*Given task*. A line counts if it contains the word "JSON" at least once. State how many such lines the records contain, giving the number alone.

*Records to use*.
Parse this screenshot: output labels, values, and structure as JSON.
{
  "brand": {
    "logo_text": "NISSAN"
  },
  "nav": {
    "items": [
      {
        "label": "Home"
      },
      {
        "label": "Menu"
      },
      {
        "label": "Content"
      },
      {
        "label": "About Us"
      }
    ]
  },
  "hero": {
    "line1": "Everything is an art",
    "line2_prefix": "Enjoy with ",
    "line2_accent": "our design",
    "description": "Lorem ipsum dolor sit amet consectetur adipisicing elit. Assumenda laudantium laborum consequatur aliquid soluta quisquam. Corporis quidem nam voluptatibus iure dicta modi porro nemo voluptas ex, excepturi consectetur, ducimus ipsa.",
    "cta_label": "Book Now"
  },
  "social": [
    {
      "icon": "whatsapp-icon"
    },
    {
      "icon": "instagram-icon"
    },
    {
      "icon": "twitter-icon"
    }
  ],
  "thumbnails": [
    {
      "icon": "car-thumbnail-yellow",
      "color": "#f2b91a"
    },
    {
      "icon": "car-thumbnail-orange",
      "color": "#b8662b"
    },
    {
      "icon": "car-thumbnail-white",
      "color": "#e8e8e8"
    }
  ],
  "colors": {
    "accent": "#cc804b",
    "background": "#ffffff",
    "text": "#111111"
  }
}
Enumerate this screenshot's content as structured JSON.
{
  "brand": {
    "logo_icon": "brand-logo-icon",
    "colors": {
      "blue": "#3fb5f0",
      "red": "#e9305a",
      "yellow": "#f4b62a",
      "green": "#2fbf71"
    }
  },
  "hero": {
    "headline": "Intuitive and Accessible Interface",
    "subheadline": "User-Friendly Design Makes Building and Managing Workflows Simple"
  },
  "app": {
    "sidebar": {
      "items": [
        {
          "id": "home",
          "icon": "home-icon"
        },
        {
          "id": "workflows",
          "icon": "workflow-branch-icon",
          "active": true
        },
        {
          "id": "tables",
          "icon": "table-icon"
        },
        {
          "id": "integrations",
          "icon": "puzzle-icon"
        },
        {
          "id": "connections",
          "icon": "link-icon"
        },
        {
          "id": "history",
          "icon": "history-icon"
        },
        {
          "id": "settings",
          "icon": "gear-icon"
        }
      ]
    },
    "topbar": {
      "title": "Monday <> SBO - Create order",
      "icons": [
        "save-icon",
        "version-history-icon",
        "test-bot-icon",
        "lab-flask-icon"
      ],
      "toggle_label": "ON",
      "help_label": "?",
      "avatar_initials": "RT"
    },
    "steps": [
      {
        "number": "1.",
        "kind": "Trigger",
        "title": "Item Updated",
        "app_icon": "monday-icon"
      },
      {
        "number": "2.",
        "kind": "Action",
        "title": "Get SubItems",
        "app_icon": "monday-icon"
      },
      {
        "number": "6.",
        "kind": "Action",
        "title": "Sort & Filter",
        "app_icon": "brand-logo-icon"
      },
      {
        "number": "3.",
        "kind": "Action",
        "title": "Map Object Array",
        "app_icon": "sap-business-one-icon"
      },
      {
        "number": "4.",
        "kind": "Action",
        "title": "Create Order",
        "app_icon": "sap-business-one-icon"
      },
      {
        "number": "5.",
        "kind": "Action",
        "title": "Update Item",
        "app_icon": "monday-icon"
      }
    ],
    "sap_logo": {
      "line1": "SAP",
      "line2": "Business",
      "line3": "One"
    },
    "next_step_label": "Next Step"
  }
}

*Complete response*. 2